Report how many lines contain "ylabel"; state the number and nothing else.

-- start Rows --

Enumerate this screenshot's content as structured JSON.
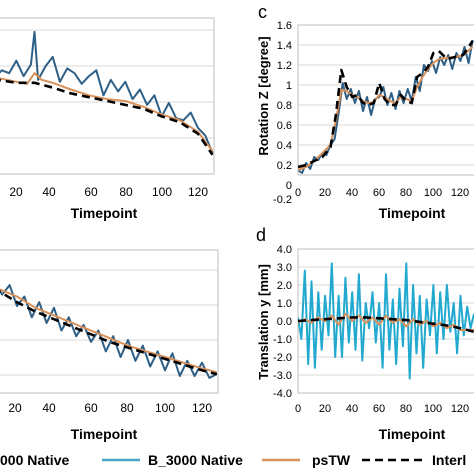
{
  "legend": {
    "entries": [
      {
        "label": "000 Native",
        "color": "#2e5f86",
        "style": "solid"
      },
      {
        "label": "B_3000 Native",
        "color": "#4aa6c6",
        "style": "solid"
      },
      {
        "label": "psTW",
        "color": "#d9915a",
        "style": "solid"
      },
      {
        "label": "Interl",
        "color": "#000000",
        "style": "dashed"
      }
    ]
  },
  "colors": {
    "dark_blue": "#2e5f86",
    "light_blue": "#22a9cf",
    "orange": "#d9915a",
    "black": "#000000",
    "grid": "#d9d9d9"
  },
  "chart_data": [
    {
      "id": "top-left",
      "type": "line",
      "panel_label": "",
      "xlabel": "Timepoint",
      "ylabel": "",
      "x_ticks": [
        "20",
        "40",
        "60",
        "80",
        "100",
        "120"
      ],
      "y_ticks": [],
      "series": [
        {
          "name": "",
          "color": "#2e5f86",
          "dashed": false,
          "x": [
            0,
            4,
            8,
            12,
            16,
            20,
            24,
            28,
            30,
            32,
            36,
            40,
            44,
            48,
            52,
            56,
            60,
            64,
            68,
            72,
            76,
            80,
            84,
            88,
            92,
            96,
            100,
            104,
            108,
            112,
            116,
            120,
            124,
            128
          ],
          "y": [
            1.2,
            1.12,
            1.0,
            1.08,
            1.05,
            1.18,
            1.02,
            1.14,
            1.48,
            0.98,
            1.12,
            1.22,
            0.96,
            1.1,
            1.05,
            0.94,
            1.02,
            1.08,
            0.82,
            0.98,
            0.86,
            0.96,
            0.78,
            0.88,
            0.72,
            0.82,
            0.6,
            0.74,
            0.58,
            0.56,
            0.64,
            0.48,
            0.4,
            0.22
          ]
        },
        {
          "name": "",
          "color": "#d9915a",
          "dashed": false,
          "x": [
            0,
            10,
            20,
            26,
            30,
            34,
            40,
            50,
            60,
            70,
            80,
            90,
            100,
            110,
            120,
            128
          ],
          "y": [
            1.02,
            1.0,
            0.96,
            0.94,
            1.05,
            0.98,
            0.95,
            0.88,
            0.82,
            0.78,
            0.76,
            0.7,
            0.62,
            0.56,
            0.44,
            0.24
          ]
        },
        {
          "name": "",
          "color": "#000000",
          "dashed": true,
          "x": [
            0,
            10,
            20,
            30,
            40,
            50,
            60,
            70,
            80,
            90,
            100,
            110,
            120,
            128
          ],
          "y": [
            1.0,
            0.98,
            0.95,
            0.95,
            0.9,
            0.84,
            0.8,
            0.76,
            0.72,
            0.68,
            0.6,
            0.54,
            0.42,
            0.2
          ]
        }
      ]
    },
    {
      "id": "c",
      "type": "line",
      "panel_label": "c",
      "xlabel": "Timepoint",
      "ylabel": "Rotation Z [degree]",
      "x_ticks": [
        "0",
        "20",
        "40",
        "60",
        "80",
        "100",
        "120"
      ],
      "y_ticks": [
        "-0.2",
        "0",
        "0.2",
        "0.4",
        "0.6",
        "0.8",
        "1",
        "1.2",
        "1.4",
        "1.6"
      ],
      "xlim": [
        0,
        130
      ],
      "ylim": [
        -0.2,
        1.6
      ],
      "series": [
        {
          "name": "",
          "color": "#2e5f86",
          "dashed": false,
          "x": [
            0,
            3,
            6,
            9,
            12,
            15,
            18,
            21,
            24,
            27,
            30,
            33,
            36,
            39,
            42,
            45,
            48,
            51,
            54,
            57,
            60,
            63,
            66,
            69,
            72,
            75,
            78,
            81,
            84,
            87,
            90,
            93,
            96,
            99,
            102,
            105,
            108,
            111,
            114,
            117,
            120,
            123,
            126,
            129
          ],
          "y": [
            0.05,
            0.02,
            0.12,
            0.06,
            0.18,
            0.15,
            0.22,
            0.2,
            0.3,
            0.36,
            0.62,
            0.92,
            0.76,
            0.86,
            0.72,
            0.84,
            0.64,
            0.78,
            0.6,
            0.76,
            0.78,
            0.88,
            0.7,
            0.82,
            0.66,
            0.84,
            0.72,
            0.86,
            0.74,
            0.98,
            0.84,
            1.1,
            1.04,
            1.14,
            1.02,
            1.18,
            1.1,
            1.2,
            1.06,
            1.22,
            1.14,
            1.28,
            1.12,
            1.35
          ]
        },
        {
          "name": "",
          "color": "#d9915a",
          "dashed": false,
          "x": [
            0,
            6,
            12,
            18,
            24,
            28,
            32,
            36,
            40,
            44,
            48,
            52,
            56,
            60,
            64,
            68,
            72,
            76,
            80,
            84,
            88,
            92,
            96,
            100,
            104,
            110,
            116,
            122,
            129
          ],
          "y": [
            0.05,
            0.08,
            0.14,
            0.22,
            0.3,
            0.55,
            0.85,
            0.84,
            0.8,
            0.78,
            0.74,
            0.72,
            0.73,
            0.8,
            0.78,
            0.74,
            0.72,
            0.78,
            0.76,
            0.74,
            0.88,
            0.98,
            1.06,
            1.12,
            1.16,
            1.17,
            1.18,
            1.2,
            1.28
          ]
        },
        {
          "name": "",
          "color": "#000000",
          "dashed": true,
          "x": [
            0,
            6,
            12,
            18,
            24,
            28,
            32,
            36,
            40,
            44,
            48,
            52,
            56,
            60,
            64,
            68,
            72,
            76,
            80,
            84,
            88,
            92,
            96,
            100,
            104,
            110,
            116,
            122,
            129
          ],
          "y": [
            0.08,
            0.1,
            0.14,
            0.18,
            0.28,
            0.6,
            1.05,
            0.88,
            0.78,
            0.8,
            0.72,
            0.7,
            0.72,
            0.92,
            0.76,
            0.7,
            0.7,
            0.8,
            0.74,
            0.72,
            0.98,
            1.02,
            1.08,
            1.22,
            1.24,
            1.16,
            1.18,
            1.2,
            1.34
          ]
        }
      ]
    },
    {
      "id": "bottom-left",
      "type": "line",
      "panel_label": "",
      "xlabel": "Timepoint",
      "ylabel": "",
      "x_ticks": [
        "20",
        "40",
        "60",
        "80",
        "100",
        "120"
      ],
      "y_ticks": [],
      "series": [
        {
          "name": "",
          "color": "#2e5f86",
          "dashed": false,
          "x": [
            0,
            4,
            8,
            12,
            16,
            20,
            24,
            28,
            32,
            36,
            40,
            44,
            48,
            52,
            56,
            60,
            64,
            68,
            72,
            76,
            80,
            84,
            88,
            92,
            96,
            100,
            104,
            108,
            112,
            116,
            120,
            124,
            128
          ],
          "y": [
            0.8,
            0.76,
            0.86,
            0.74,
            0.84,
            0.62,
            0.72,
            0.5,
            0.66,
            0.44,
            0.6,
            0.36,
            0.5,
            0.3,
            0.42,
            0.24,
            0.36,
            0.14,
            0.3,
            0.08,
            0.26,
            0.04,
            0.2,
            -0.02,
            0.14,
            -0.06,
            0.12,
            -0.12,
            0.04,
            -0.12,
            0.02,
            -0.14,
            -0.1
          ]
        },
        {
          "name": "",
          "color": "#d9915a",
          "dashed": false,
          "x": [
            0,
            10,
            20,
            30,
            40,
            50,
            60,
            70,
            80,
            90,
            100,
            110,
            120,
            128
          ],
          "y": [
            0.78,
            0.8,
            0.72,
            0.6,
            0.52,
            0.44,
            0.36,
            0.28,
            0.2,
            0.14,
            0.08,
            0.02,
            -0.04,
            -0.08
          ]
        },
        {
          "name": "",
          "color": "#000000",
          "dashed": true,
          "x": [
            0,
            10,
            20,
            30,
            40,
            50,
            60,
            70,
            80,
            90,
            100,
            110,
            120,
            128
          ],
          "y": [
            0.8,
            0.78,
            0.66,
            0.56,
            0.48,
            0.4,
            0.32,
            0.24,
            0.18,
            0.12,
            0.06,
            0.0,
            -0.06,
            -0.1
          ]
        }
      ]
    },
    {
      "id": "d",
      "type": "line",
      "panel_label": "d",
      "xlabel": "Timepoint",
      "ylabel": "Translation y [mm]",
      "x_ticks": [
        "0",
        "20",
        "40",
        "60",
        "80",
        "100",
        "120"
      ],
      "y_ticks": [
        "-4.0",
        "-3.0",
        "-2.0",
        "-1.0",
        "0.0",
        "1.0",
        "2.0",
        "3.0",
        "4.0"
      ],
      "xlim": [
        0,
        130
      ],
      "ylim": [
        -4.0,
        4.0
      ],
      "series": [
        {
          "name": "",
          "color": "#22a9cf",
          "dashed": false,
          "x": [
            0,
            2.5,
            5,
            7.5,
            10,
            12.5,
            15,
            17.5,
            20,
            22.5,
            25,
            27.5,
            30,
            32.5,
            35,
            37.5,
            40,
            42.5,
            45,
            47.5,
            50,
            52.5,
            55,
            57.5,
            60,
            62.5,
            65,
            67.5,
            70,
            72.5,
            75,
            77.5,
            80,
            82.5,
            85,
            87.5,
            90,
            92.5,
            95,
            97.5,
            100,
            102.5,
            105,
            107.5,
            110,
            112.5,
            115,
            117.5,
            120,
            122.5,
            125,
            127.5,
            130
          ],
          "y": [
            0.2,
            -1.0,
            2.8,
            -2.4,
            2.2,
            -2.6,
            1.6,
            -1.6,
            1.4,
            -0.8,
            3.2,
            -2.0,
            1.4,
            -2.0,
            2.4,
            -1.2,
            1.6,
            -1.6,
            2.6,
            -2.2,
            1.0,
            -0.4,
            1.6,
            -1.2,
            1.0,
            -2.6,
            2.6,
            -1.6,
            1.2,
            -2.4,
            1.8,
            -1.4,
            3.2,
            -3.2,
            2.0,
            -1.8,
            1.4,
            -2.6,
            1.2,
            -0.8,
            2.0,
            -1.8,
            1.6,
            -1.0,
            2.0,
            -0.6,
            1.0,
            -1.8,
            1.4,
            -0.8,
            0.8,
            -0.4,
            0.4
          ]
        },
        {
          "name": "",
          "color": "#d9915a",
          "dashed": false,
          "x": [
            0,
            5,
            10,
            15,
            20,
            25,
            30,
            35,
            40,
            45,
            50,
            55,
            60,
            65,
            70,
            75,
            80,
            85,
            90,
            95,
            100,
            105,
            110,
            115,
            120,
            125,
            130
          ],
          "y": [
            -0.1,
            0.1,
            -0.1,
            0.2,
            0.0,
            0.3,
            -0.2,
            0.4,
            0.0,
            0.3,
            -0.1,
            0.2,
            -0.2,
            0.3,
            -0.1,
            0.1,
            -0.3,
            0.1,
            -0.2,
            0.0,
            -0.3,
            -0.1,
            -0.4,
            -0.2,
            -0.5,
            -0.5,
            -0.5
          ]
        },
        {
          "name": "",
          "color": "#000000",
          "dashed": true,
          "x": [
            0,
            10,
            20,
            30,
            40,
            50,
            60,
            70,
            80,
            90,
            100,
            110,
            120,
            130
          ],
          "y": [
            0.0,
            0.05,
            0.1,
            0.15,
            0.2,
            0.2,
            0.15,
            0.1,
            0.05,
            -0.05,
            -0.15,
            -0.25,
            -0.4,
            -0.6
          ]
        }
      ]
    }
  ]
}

-- end Rows --

*Response to the task*
4